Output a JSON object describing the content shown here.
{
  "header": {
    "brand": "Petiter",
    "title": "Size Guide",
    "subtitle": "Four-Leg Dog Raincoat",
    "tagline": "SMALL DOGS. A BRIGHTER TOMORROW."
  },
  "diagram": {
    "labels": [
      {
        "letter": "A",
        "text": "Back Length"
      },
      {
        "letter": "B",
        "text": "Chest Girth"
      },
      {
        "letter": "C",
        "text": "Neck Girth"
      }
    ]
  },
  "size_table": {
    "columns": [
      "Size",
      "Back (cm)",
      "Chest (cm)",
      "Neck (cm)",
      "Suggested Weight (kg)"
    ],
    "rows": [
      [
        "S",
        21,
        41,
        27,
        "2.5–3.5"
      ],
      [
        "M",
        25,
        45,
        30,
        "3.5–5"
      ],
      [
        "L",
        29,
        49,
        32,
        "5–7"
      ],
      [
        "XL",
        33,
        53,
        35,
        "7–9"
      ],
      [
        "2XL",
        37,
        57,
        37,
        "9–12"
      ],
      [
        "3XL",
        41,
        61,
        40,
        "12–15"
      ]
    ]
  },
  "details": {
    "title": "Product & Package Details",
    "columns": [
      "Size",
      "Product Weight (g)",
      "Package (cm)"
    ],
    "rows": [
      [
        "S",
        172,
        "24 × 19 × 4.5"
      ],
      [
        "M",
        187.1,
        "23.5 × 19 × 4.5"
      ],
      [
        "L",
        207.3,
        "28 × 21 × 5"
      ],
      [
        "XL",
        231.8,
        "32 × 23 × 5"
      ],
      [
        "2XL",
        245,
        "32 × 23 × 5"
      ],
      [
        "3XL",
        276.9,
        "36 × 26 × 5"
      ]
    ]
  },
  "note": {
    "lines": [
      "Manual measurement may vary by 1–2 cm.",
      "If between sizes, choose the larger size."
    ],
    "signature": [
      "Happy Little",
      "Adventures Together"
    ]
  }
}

--- Request ---
Quote all of the entries verbatim.

--- Output of the task ---
Output a JSON object describing the content shown here.
{
  "header": {
    "brand": "Petiter",
    "title": "Size Guide",
    "subtitle": "Four-Leg Dog Raincoat",
    "tagline": "SMALL DOGS. A BRIGHTER TOMORROW."
  },
  "diagram": {
    "labels": [
      {
        "letter": "A",
        "text": "Back Length"
      },
      {
        "letter": "B",
        "text": "Chest Girth"
      },
      {
        "letter": "C",
        "text": "Neck Girth"
      }
    ]
  },
  "size_table": {
    "columns": [
      "Size",
      "Back (cm)",
      "Chest (cm)",
      "Neck (cm)",
      "Suggested Weight (kg)"
    ],
    "rows": [
      [
        "S",
        21,
        41,
        27,
        "2.5–3.5"
      ],
      [
        "M",
        25,
        45,
        30,
        "3.5–5"
      ],
      [
        "L",
        29,
        49,
        32,
        "5–7"
      ],
      [
        "XL",
        33,
        53,
        35,
        "7–9"
      ],
      [
        "2XL",
        37,
        57,
        37,
        "9–12"
      ],
      [
        "3XL",
        41,
        61,
        40,
        "12–15"
      ]
    ]
  },
  "details": {
    "title": "Product & Package Details",
    "columns": [
      "Size",
      "Product Weight (g)",
      "Package (cm)"
    ],
    "rows": [
      [
        "S",
        172,
        "24 × 19 × 4.5"
      ],
      [
        "M",
        187.1,
        "23.5 × 19 × 4.5"
      ],
      [
        "L",
        207.3,
        "28 × 21 × 5"
      ],
      [
        "XL",
        231.8,
        "32 × 23 × 5"
      ],
      [
        "2XL",
        245,
        "32 × 23 × 5"
      ],
      [
        "3XL",
        276.9,
        "36 × 26 × 5"
      ]
    ]
  },
  "note": {
    "lines": [
      "Manual measurement may vary by 1–2 cm.",
      "If between sizes, choose the larger size."
    ],
    "signature": [
      "Happy Little",
      "Adventures Together"
    ]
  }
}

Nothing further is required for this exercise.